## QUÉ SE PIDE
Cita textualmente, del fragmento sobre la viña de la Iglesia que aparece más abajo, el pasaje que empieza con las palabras "LAS PARÁBOLAS DE" y termina con "con ternura 2.".

═══ FRAGMENTO DE PÁGINA

LAS PARÁBOLAS DE LA IGLESIA
CAPITULO IV.
Viña querida
Los labradores de la viña
La vid y los sarmientos
El vino de la Gluma mesa
El lagar
CAPITULO IV
VIÑA QUERIDA
«Voy a cantar, en nombre de mi amigo, un canto de amor dedicado a
su viña» (Is 5,1). Esta viña del Antiguo Testamento es el pueblo amado
de Israel 1. En él, y en esta alegoría, está figurada la Iglesia, la viña
que Dios plantó con ternura 2.
En el marco de la historia terrena, como en una fértil colina que
recuerda el jardín del Paraíso, la mano humana de Dios, que es
Jesucristo, plantó y cuidó con primorosidad su propia viña: cavó el
terruño y arrancó las piedras de la parcela; eligió las cepas y las colocó
en el surco. No se contentó con ello; la dotó de todo lo necesario para
ser la envidia de los transeúntes: levantó una torre en medio del viñedo
y la aderezó con un lagar excavado en la arcilla 3.
Dios, en persona, encalleció sus manos y ensudoró su frente, en
aras de sacar adelante una viña como no la ha habido en la historia:
un viñedo que llenó esta tierra; su sombra cubrió los montes y sus
ramas tapaban la altura de los cedros; extendía sus sarmientos hasta
el mar y sus retoños llegaban hasta el Gran Rio 4.
Es Israel. Y es la Iglesia, elegida, plantada, cuidada, extendida. Sus
frutos, como los traídos a hurtadillas de la Tierra Prometida 5, habían
de ser motivo de asombro y causa del restablecimiento de la
esperanza.
Por desgracia, aquella viña querida prefirió responder con ingratitud.
El Señor esperaba que diera uvas sabrosas, pero dio agrazones 6. Se
convirtió en una viña degenerada y bastarda 7.
Fueron algunos de los hijos de Israel, pero también lo son algunos
de la Iglesia. En mil ocasiones, la comunidad de discípulos de Cristo,
acariciada como la viña amada, ha respondido a los mimos con frutos
amargos, que ahuyentan al caminante, que se ha detenido fugazmente
a su lado, deseoso de satisfacer su apetito o de halagar su paladar.
¡Cuánta ingratitud hemos mostrado hacia el dueño de la viña con
nuestra esterilidad! ¡Cuántas amarguras ha causado el raquítico fruto
de una Iglesia introvertida! ¡Cuántas frustraciones han sufrido las
gentes de buena índole que se han acercado a los discípulos de Cristo
y se han encontrado con respuestas desabridas! ¡Cuántos momentos
históricos se han visto defraudados por los silencios insípidos o por las
respuestas acibaradas de una Iglesia inoportuna! ¡Cuántos contagios
en cadena se han producido en medio de los pueblos cuando alguno
sufre el mal sabor de las agraces uvas eclesiales y resulta que son
otros los que padecen las molestias de la dentera!
Los labradores de la viña
La viña amada fue entregada en arriendo a unos labradores
indignos, al pueblo israelita. Los sinópticos resumen, en pocos versos,
toda la historia trágica de los desagradecimientos de aquel pueblo 8,
los cuales culminaron con el asesinato del hijo del dueño. Los profetas
preanunciaron la ira de Dios sobre aquellos arrendatarios 9 y los
evangelios rehacen la maldición.

══════
═══ ENTRADAS PROPORCIONADAS

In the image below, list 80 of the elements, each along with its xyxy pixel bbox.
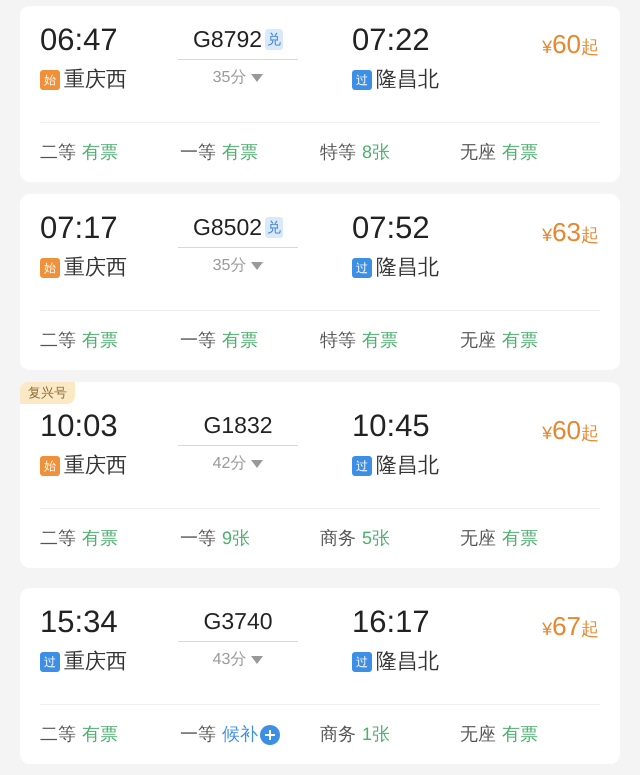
duration: 43分 xyxy=(212,650,246,670)
station-tag: 过 xyxy=(352,652,372,672)
arrival-time: 10:45 xyxy=(352,407,431,445)
arrival-time: 07:22 xyxy=(352,21,431,59)
seat-class: 二等 xyxy=(40,141,76,164)
arrival-station: 隆昌北 xyxy=(376,67,439,93)
seat-status: 有票 xyxy=(222,329,258,352)
seat-class: 特等 xyxy=(320,329,356,352)
seat-status: 候补 xyxy=(222,723,258,746)
station-tag: 过 xyxy=(352,456,372,476)
station-tag: 过 xyxy=(40,652,60,672)
duration: 42分 xyxy=(212,454,246,474)
station-tag: 过 xyxy=(352,258,372,278)
arrival-station: 隆昌北 xyxy=(376,649,439,675)
train-card[interactable]: 07:17 始 重庆西 G8502 兑 35分 07:52 过 隆昌北 ¥63起 二等 有票 一等 有票 特等 有票 无座 有票 xyxy=(20,194,620,370)
add-icon[interactable] xyxy=(260,724,280,744)
station-tag: 始 xyxy=(40,70,60,90)
seat-status: 有票 xyxy=(362,329,398,352)
station-tag: 始 xyxy=(40,456,60,476)
seat-class: 二等 xyxy=(40,723,76,746)
train-card[interactable]: 15:34 过 重庆西 G3740 43分 16:17 过 隆昌北 ¥67起 二等 有票 一等 候补 商务 1张 无座 有票 xyxy=(20,588,620,764)
seat-status: 5张 xyxy=(362,527,390,550)
train-number: G8792 xyxy=(192,25,262,54)
train-number: G1832 xyxy=(203,411,273,440)
seat-status: 有票 xyxy=(502,723,538,746)
departure-time: 07:17 xyxy=(40,209,119,247)
seat-status: 有票 xyxy=(82,141,118,164)
seat-class: 无座 xyxy=(460,141,496,164)
seat-class: 商务 xyxy=(320,527,356,550)
departure-station: 重庆西 xyxy=(64,453,127,479)
seat-status: 有票 xyxy=(502,141,538,164)
dropdown-icon[interactable] xyxy=(251,656,264,664)
arrival-station: 隆昌北 xyxy=(376,453,439,479)
station-tag: 始 xyxy=(40,258,60,278)
seat-class: 二等 xyxy=(40,527,76,550)
seat-status: 有票 xyxy=(82,527,118,550)
seat-class: 一等 xyxy=(180,723,216,746)
station-tag: 过 xyxy=(352,70,372,90)
price: ¥60起 xyxy=(541,28,600,61)
exchange-badge: 兑 xyxy=(265,217,284,238)
seat-status: 有票 xyxy=(82,329,118,352)
seat-status: 有票 xyxy=(82,723,118,746)
train-card[interactable]: 复兴号 10:03 始 重庆西 G1832 42分 10:45 过 隆昌北 ¥60起 二等 有票 一等 9张 商务 5张 无座 有票 xyxy=(20,382,620,568)
price: ¥63起 xyxy=(541,216,600,249)
departure-station: 重庆西 xyxy=(64,67,127,93)
departure-station: 重庆西 xyxy=(64,649,127,675)
seat-class: 一等 xyxy=(180,329,216,352)
seat-class: 无座 xyxy=(460,329,496,352)
arrival-station: 隆昌北 xyxy=(376,255,439,281)
dropdown-icon[interactable] xyxy=(251,460,264,468)
dropdown-icon[interactable] xyxy=(251,262,264,270)
dropdown-icon[interactable] xyxy=(251,74,264,82)
seat-status: 有票 xyxy=(502,527,538,550)
seat-status: 1张 xyxy=(362,723,390,746)
exchange-badge: 兑 xyxy=(265,29,284,50)
seat-class: 商务 xyxy=(320,723,356,746)
arrival-time: 07:52 xyxy=(352,209,431,247)
seat-status: 有票 xyxy=(222,141,258,164)
duration: 35分 xyxy=(212,256,246,276)
departure-time: 06:47 xyxy=(40,21,119,59)
train-type-tag: 复兴号 xyxy=(20,382,75,404)
seat-status: 有票 xyxy=(502,329,538,352)
duration: 35分 xyxy=(212,68,246,88)
train-card[interactable]: 06:47 始 重庆西 G8792 兑 35分 07:22 过 隆昌北 ¥60起 二等 有票 一等 有票 特等 8张 无座 有票 xyxy=(20,6,620,182)
departure-station: 重庆西 xyxy=(64,255,127,281)
seat-status: 8张 xyxy=(362,141,390,164)
seat-class: 无座 xyxy=(460,723,496,746)
departure-time: 10:03 xyxy=(40,407,119,445)
seat-status: 9张 xyxy=(222,527,250,550)
seat-class: 一等 xyxy=(180,141,216,164)
price: ¥67起 xyxy=(541,610,600,643)
departure-time: 15:34 xyxy=(40,603,119,641)
price: ¥60起 xyxy=(541,414,600,447)
seat-class: 二等 xyxy=(40,329,76,352)
seat-class: 一等 xyxy=(180,527,216,550)
seat-class: 特等 xyxy=(320,141,356,164)
train-number: G3740 xyxy=(203,607,273,636)
train-number: G8502 xyxy=(192,213,262,242)
seat-class: 无座 xyxy=(460,527,496,550)
arrival-time: 16:17 xyxy=(352,603,431,641)
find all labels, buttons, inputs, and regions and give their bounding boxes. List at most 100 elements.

══════

## SOLUCIÓN PROPUESTA
LAS PARÁBOLAS DE LA IGLESIA
CAPITULO IV.
Viña querida
Los labradores de la viña
La vid y los sarmientos
El vino de la Gluma mesa
El lagar
CAPITULO IV
VIÑA QUERIDA
«Voy a cantar, en nombre de mi amigo, un canto de amor dedicado a
su viña» (Is 5,1). Esta viña del Antiguo Testamento es el pueblo amado
de Israel 1. En él, y en esta alegoría, está figurada la Iglesia, la viña
que Dios plantó con ternura 2.